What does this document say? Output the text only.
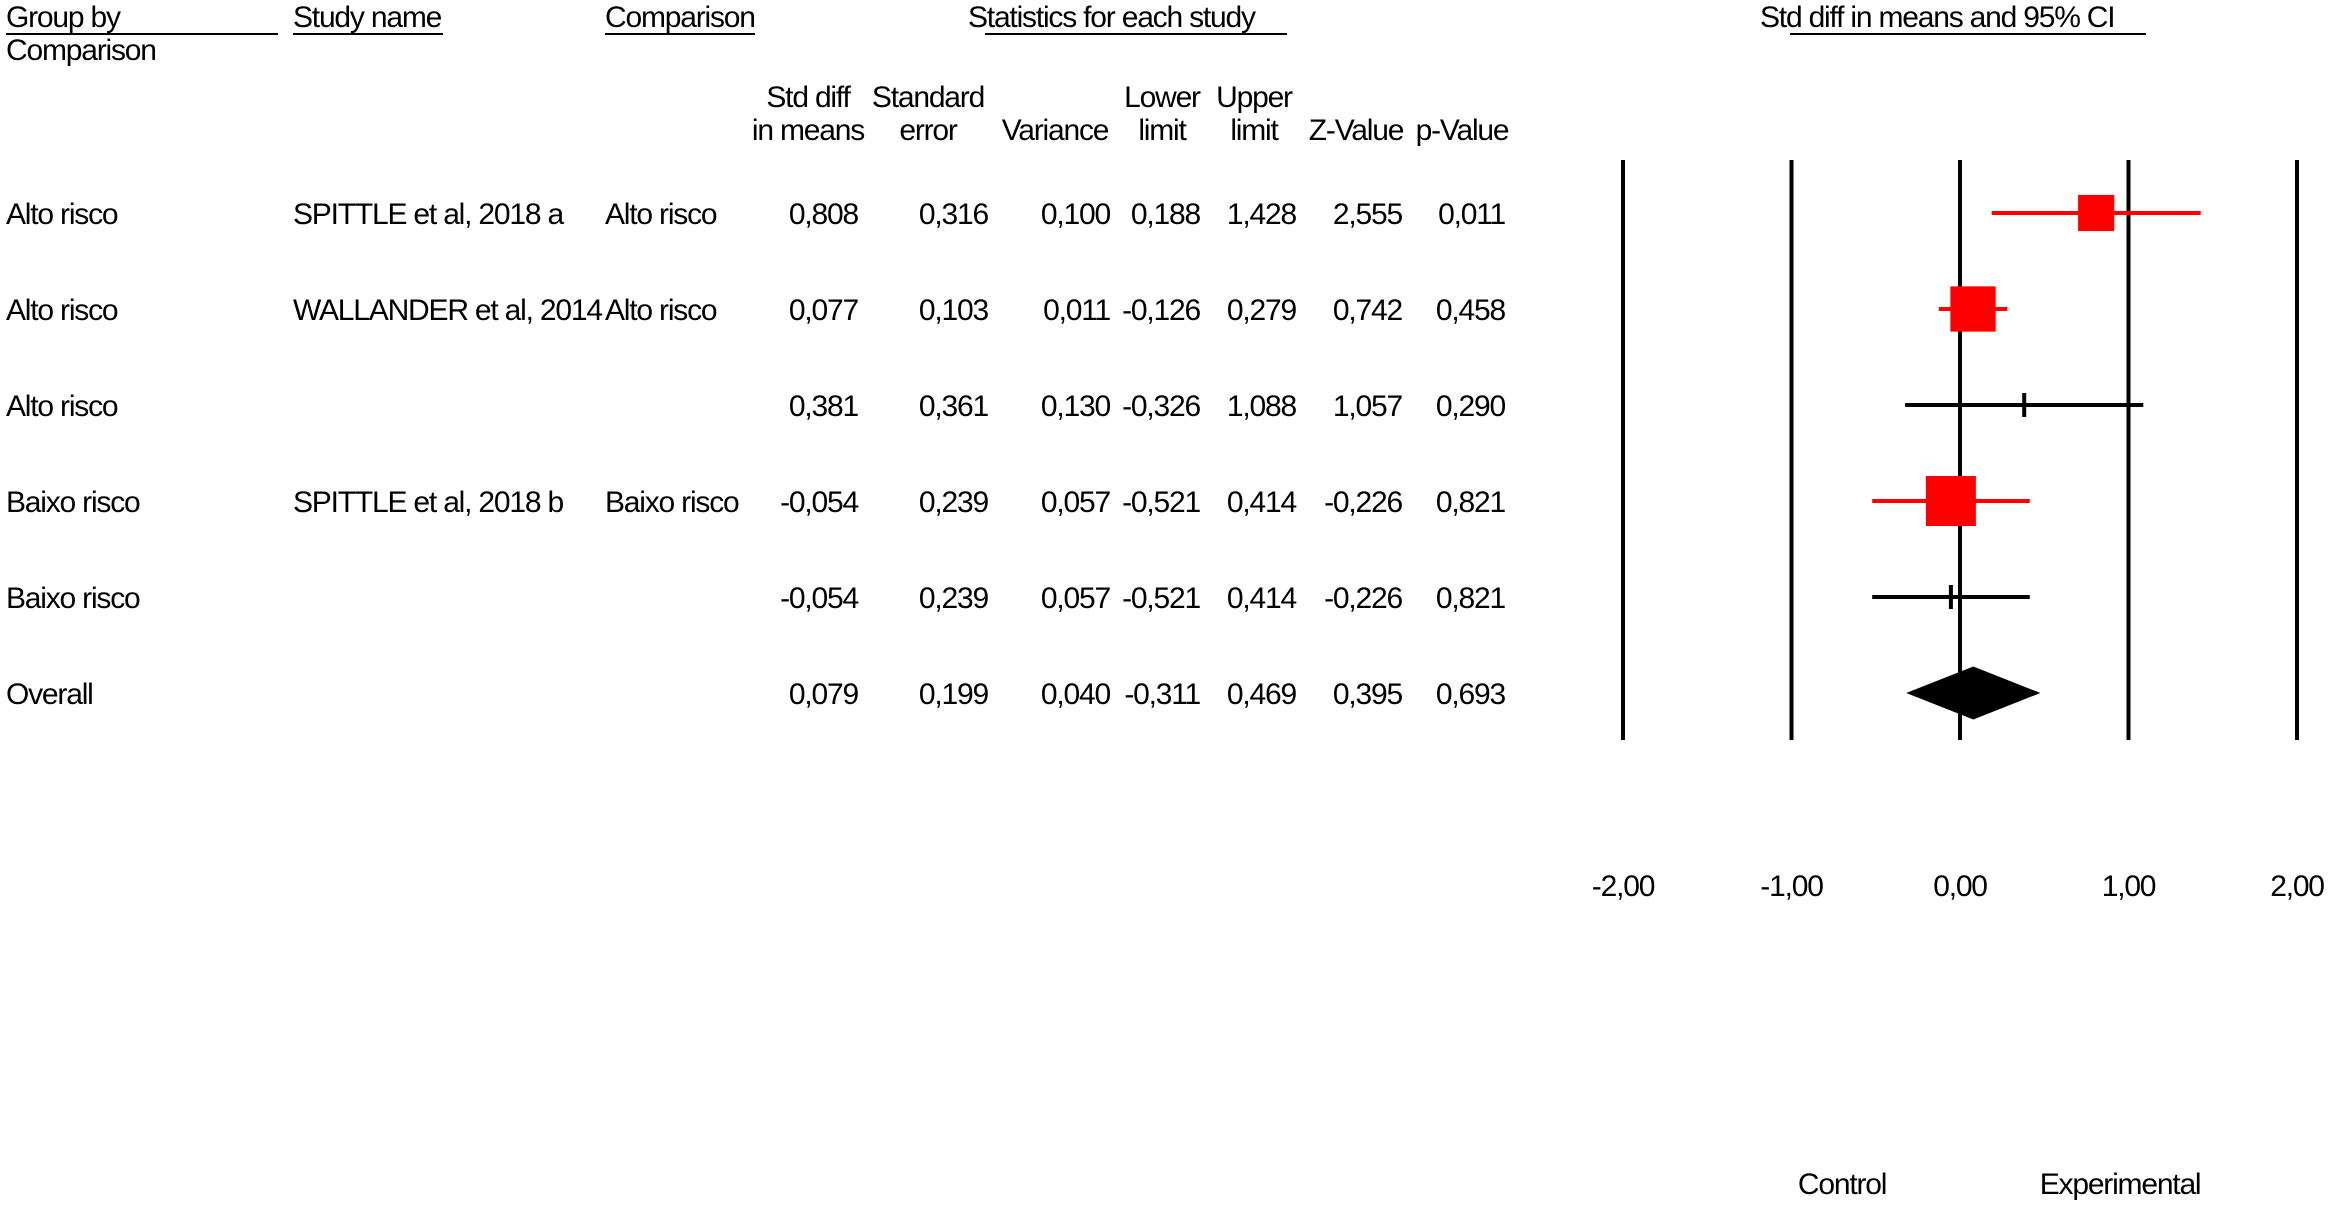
Group by
Comparison
Study name	Comparison	Statistics for each study	Std diff in means and 95% CI
Std diff
in means
Standard
error	Variance
Lower
limit
Upper
limit	Z-Value p-Value
Alto risco	SPITTLE et al, 2018 a Alto risco	0,808	0,316	0,100 0,188 1,428	2,555	0,011
Alto risco	WALLANDER et al, 2014 Alto risco	0,077	0,103	0,011 -0,126 0,279	0,742	0,458
Alto risco	0,381	0,361	0,130 -0,326 1,088	1,057	0,290
Baixo risco	SPITTLE et al, 2018 b Baixo risco	-0,054	0,239	0,057 -0,521 0,414 -0,226	0,821
Baixo risco	-0,054	0,239	0,057 -0,521 0,414 -0,226	0,821
Overall	0,079	0,199	0,040 -0,311 0,469	0,395	0,693
-2,00	-1,00	0,00	1,00	2,00
Control	Experimental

○ ○ ○ ○ ○ ○ ○

# Task details:
Only a number is wanted: how many lines contain "diff"?

# Final answer:
2